YOUR GOAL
In full and without deviation, write out the entries that follow.

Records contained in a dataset
┌────────

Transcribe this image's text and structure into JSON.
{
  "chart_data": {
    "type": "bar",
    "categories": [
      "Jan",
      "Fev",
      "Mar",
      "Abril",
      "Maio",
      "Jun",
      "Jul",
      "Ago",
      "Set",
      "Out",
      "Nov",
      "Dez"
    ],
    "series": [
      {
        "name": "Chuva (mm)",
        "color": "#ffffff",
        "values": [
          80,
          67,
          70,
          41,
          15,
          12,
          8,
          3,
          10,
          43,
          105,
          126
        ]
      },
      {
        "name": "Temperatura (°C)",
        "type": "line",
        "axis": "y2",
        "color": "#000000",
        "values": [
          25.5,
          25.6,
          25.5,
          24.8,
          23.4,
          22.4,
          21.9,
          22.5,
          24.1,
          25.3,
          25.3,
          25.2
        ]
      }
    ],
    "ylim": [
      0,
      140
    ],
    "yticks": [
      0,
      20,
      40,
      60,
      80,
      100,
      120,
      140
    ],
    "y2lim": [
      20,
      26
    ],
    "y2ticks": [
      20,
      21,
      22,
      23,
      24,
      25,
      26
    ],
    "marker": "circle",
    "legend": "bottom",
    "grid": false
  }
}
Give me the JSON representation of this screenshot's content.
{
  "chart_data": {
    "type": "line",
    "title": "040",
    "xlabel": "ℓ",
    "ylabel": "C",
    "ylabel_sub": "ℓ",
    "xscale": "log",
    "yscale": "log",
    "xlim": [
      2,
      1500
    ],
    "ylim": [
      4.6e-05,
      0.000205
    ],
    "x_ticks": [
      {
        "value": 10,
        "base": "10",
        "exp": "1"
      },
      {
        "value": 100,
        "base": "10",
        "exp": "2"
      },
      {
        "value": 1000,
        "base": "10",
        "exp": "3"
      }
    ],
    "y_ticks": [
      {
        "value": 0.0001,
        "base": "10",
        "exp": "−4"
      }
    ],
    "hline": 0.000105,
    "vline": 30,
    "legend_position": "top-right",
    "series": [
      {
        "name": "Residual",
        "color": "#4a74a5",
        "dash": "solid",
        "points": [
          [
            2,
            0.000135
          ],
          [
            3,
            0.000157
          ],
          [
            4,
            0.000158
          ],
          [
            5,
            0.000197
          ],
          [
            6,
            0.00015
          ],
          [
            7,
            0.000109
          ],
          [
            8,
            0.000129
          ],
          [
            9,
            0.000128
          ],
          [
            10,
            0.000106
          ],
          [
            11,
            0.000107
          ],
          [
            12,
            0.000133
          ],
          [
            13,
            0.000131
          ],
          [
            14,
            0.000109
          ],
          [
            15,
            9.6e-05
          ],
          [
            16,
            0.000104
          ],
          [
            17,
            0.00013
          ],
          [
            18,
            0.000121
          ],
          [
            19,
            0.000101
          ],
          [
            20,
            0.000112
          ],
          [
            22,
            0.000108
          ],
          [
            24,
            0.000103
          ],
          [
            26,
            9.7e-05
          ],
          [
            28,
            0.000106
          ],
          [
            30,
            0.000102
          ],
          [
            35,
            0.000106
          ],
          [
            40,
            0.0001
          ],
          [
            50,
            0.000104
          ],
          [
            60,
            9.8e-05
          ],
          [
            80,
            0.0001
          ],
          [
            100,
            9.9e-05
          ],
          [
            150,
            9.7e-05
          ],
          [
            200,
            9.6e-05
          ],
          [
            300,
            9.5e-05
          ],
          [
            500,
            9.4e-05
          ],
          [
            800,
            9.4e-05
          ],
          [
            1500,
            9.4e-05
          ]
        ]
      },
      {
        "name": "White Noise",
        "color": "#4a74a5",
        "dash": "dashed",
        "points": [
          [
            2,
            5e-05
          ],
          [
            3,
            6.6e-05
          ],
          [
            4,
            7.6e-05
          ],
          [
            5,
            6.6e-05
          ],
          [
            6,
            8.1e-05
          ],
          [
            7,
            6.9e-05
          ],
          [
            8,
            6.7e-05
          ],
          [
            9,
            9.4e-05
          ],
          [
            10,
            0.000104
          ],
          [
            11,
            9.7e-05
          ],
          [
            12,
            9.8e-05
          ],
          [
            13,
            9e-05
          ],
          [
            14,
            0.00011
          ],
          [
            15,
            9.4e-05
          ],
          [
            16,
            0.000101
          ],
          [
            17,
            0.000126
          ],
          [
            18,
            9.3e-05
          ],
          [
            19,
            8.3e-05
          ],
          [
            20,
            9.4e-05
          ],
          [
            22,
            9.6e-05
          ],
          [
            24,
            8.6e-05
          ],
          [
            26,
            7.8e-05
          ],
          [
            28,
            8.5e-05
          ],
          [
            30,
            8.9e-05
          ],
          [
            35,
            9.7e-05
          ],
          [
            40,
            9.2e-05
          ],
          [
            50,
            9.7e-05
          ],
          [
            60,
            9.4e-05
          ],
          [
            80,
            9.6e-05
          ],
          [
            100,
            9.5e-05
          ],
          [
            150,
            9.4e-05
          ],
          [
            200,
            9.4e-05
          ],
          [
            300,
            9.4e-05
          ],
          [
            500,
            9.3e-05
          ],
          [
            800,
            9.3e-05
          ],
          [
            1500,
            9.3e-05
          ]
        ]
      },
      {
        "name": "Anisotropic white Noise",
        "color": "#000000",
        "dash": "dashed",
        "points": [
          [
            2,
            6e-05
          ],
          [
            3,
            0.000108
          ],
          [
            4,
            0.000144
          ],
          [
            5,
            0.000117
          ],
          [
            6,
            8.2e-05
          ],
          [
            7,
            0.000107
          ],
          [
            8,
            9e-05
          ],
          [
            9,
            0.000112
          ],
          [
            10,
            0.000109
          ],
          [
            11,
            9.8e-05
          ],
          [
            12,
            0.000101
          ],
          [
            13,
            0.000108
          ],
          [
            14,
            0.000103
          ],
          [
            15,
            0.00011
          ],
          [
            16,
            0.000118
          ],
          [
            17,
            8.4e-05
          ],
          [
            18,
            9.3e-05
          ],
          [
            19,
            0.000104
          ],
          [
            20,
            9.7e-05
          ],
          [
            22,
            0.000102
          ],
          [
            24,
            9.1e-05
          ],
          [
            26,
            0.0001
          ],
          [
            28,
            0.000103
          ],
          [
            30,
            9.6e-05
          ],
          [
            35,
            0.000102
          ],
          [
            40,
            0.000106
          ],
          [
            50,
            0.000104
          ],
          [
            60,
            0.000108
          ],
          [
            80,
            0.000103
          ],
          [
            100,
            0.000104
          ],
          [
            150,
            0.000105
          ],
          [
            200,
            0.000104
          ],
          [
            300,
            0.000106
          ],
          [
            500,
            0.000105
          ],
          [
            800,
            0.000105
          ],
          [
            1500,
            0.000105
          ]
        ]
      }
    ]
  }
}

└────────

THE RESULT
Transcribe this image's text and structure into JSON.
{
  "chart_data": {
    "type": "bar",
    "categories": [
      "Jan",
      "Fev",
      "Mar",
      "Abril",
      "Maio",
      "Jun",
      "Jul",
      "Ago",
      "Set",
      "Out",
      "Nov",
      "Dez"
    ],
    "series": [
      {
        "name": "Chuva (mm)",
        "color": "#ffffff",
        "values": [
          80,
          67,
          70,
          41,
          15,
          12,
          8,
          3,
          10,
          43,
          105,
          126
        ]
      },
      {
        "name": "Temperatura (°C)",
        "type": "line",
        "axis": "y2",
        "color": "#000000",
        "values": [
          25.5,
          25.6,
          25.5,
          24.8,
          23.4,
          22.4,
          21.9,
          22.5,
          24.1,
          25.3,
          25.3,
          25.2
        ]
      }
    ],
    "ylim": [
      0,
      140
    ],
    "yticks": [
      0,
      20,
      40,
      60,
      80,
      100,
      120,
      140
    ],
    "y2lim": [
      20,
      26
    ],
    "y2ticks": [
      20,
      21,
      22,
      23,
      24,
      25,
      26
    ],
    "marker": "circle",
    "legend": "bottom",
    "grid": false
  }
}
Give me the JSON representation of this screenshot's content.
{
  "chart_data": {
    "type": "line",
    "title": "040",
    "xlabel": "ℓ",
    "ylabel": "C",
    "ylabel_sub": "ℓ",
    "xscale": "log",
    "yscale": "log",
    "xlim": [
      2,
      1500
    ],
    "ylim": [
      4.6e-05,
      0.000205
    ],
    "x_ticks": [
      {
        "value": 10,
        "base": "10",
        "exp": "1"
      },
      {
        "value": 100,
        "base": "10",
        "exp": "2"
      },
      {
        "value": 1000,
        "base": "10",
        "exp": "3"
      }
    ],
    "y_ticks": [
      {
        "value": 0.0001,
        "base": "10",
        "exp": "−4"
      }
    ],
    "hline": 0.000105,
    "vline": 30,
    "legend_position": "top-right",
    "series": [
      {
        "name": "Residual",
        "color": "#4a74a5",
        "dash": "solid",
        "points": [
          [
            2,
            0.000135
          ],
          [
            3,
            0.000157
          ],
          [
            4,
            0.000158
          ],
          [
            5,
            0.000197
          ],
          [
            6,
            0.00015
          ],
          [
            7,
            0.000109
          ],
          [
            8,
            0.000129
          ],
          [
            9,
            0.000128
          ],
          [
            10,
            0.000106
          ],
          [
            11,
            0.000107
          ],
          [
            12,
            0.000133
          ],
          [
            13,
            0.000131
          ],
          [
            14,
            0.000109
          ],
          [
            15,
            9.6e-05
          ],
          [
            16,
            0.000104
          ],
          [
            17,
            0.00013
          ],
          [
            18,
            0.000121
          ],
          [
            19,
            0.000101
          ],
          [
            20,
            0.000112
          ],
          [
            22,
            0.000108
          ],
          [
            24,
            0.000103
          ],
          [
            26,
            9.7e-05
          ],
          [
            28,
            0.000106
          ],
          [
            30,
            0.000102
          ],
          [
            35,
            0.000106
          ],
          [
            40,
            0.0001
          ],
          [
            50,
            0.000104
          ],
          [
            60,
            9.8e-05
          ],
          [
            80,
            0.0001
          ],
          [
            100,
            9.9e-05
          ],
          [
            150,
            9.7e-05
          ],
          [
            200,
            9.6e-05
          ],
          [
            300,
            9.5e-05
          ],
          [
            500,
            9.4e-05
          ],
          [
            800,
            9.4e-05
          ],
          [
            1500,
            9.4e-05
          ]
        ]
      },
      {
        "name": "White Noise",
        "color": "#4a74a5",
        "dash": "dashed",
        "points": [
          [
            2,
            5e-05
          ],
          [
            3,
            6.6e-05
          ],
          [
            4,
            7.6e-05
          ],
          [
            5,
            6.6e-05
          ],
          [
            6,
            8.1e-05
          ],
          [
            7,
            6.9e-05
          ],
          [
            8,
            6.7e-05
          ],
          [
            9,
            9.4e-05
          ],
          [
            10,
            0.000104
          ],
          [
            11,
            9.7e-05
          ],
          [
            12,
            9.8e-05
          ],
          [
            13,
            9e-05
          ],
          [
            14,
            0.00011
          ],
          [
            15,
            9.4e-05
          ],
          [
            16,
            0.000101
          ],
          [
            17,
            0.000126
          ],
          [
            18,
            9.3e-05
          ],
          [
            19,
            8.3e-05
          ],
          [
            20,
            9.4e-05
          ],
          [
            22,
            9.6e-05
          ],
          [
            24,
            8.6e-05
          ],
          [
            26,
            7.8e-05
          ],
          [
            28,
            8.5e-05
          ],
          [
            30,
            8.9e-05
          ],
          [
            35,
            9.7e-05
          ],
          [
            40,
            9.2e-05
          ],
          [
            50,
            9.7e-05
          ],
          [
            60,
            9.4e-05
          ],
          [
            80,
            9.6e-05
          ],
          [
            100,
            9.5e-05
          ],
          [
            150,
            9.4e-05
          ],
          [
            200,
            9.4e-05
          ],
          [
            300,
            9.4e-05
          ],
          [
            500,
            9.3e-05
          ],
          [
            800,
            9.3e-05
          ],
          [
            1500,
            9.3e-05
          ]
        ]
      },
      {
        "name": "Anisotropic white Noise",
        "color": "#000000",
        "dash": "dashed",
        "points": [
          [
            2,
            6e-05
          ],
          [
            3,
            0.000108
          ],
          [
            4,
            0.000144
          ],
          [
            5,
            0.000117
          ],
          [
            6,
            8.2e-05
          ],
          [
            7,
            0.000107
          ],
          [
            8,
            9e-05
          ],
          [
            9,
            0.000112
          ],
          [
            10,
            0.000109
          ],
          [
            11,
            9.8e-05
          ],
          [
            12,
            0.000101
          ],
          [
            13,
            0.000108
          ],
          [
            14,
            0.000103
          ],
          [
            15,
            0.00011
          ],
          [
            16,
            0.000118
          ],
          [
            17,
            8.4e-05
          ],
          [
            18,
            9.3e-05
          ],
          [
            19,
            0.000104
          ],
          [
            20,
            9.7e-05
          ],
          [
            22,
            0.000102
          ],
          [
            24,
            9.1e-05
          ],
          [
            26,
            0.0001
          ],
          [
            28,
            0.000103
          ],
          [
            30,
            9.6e-05
          ],
          [
            35,
            0.000102
          ],
          [
            40,
            0.000106
          ],
          [
            50,
            0.000104
          ],
          [
            60,
            0.000108
          ],
          [
            80,
            0.000103
          ],
          [
            100,
            0.000104
          ],
          [
            150,
            0.000105
          ],
          [
            200,
            0.000104
          ],
          [
            300,
            0.000106
          ],
          [
            500,
            0.000105
          ],
          [
            800,
            0.000105
          ],
          [
            1500,
            0.000105
          ]
        ]
      }
    ]
  }
}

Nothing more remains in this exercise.